---------- RECORD LIST ----------
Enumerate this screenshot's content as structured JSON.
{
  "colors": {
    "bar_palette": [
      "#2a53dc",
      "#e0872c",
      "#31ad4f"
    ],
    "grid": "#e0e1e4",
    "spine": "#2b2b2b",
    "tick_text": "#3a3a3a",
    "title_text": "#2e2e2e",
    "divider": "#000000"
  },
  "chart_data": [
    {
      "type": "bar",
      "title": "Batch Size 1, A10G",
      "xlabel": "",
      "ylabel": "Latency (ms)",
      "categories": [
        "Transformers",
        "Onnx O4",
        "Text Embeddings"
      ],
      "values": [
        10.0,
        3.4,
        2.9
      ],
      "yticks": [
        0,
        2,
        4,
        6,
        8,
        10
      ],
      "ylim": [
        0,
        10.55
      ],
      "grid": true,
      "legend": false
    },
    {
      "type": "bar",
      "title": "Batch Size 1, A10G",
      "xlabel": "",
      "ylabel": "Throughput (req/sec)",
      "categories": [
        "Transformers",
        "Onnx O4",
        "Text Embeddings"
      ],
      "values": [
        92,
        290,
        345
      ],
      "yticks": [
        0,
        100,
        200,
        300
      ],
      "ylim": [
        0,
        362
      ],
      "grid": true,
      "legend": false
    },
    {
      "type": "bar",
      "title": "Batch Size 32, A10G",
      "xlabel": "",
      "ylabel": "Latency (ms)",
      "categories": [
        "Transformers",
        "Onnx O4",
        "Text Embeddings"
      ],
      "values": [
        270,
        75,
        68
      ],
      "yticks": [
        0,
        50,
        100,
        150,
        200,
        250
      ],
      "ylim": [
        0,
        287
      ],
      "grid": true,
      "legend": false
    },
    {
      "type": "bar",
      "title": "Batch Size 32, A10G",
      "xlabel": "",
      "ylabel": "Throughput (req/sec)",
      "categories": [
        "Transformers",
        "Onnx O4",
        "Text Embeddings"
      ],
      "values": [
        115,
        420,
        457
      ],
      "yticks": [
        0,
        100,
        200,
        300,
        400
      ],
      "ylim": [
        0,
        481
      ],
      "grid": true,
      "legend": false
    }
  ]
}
----------
[DESCRIPTION OF THE TASK]: Exact output of every entry is required.

[TASK RESULT]:
Enumerate this screenshot's content as structured JSON.
{
  "colors": {
    "bar_palette": [
      "#2a53dc",
      "#e0872c",
      "#31ad4f"
    ],
    "grid": "#e0e1e4",
    "spine": "#2b2b2b",
    "tick_text": "#3a3a3a",
    "title_text": "#2e2e2e",
    "divider": "#000000"
  },
  "chart_data": [
    {
      "type": "bar",
      "title": "Batch Size 1, A10G",
      "xlabel": "",
      "ylabel": "Latency (ms)",
      "categories": [
        "Transformers",
        "Onnx O4",
        "Text Embeddings"
      ],
      "values": [
        10.0,
        3.4,
        2.9
      ],
      "yticks": [
        0,
        2,
        4,
        6,
        8,
        10
      ],
      "ylim": [
        0,
        10.55
      ],
      "grid": true,
      "legend": false
    },
    {
      "type": "bar",
      "title": "Batch Size 1, A10G",
      "xlabel": "",
      "ylabel": "Throughput (req/sec)",
      "categories": [
        "Transformers",
        "Onnx O4",
        "Text Embeddings"
      ],
      "values": [
        92,
        290,
        345
      ],
      "yticks": [
        0,
        100,
        200,
        300
      ],
      "ylim": [
        0,
        362
      ],
      "grid": true,
      "legend": false
    },
    {
      "type": "bar",
      "title": "Batch Size 32, A10G",
      "xlabel": "",
      "ylabel": "Latency (ms)",
      "categories": [
        "Transformers",
        "Onnx O4",
        "Text Embeddings"
      ],
      "values": [
        270,
        75,
        68
      ],
      "yticks": [
        0,
        50,
        100,
        150,
        200,
        250
      ],
      "ylim": [
        0,
        287
      ],
      "grid": true,
      "legend": false
    },
    {
      "type": "bar",
      "title": "Batch Size 32, A10G",
      "xlabel": "",
      "ylabel": "Throughput (req/sec)",
      "categories": [
        "Transformers",
        "Onnx O4",
        "Text Embeddings"
      ],
      "values": [
        115,
        420,
        457
      ],
      "yticks": [
        0,
        100,
        200,
        300,
        400
      ],
      "ylim": [
        0,
        481
      ],
      "grid": true,
      "legend": false
    }
  ]
}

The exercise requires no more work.